**WHAT THE TASK REQUIRES:** Read through the records below and copy each line that uses the word "cada".

**GIVEN DATA:**
____________

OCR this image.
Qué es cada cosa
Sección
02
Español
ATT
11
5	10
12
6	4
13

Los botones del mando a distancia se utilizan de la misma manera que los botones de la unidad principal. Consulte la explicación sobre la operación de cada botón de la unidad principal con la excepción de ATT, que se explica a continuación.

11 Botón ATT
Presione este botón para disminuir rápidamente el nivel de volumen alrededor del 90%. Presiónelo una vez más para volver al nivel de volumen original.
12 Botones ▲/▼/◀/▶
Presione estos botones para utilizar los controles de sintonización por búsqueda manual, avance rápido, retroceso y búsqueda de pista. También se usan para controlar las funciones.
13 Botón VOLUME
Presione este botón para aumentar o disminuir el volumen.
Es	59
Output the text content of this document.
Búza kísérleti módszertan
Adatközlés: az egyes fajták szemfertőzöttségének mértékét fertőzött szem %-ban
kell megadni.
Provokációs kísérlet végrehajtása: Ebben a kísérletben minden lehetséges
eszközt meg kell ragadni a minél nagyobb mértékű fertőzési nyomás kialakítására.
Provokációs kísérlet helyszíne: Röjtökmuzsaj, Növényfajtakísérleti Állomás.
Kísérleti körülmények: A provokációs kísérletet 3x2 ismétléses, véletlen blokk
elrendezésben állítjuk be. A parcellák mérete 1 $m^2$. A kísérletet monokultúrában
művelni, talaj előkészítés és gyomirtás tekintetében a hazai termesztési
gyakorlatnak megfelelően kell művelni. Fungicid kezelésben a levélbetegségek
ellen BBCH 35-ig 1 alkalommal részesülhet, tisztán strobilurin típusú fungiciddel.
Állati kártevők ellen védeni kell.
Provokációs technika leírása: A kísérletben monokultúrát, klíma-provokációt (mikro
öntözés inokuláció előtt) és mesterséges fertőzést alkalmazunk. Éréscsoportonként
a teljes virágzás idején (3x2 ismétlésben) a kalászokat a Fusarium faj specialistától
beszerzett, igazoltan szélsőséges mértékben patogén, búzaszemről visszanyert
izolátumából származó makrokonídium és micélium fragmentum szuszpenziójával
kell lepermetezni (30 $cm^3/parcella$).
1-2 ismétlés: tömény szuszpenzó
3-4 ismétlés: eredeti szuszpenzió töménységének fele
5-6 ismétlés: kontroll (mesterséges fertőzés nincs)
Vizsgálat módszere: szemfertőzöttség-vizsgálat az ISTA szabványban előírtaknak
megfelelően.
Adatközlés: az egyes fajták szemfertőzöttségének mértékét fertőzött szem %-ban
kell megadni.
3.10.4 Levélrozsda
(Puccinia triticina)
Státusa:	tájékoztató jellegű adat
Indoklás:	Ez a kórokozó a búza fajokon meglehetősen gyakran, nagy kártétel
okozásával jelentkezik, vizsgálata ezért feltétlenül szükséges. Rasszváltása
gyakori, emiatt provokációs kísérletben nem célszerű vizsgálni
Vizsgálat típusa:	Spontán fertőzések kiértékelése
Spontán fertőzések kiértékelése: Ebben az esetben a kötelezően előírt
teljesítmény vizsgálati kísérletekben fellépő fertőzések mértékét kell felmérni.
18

____________

**EXERCISE ANSWER:**
Qué es cada cosa
Los botones del mando a distancia se utilizan de la misma manera que los botones de la unidad principal. Consulte la explicación sobre la operación de cada botón de la unidad principal con la excepción de ATT, que se explica a continuación.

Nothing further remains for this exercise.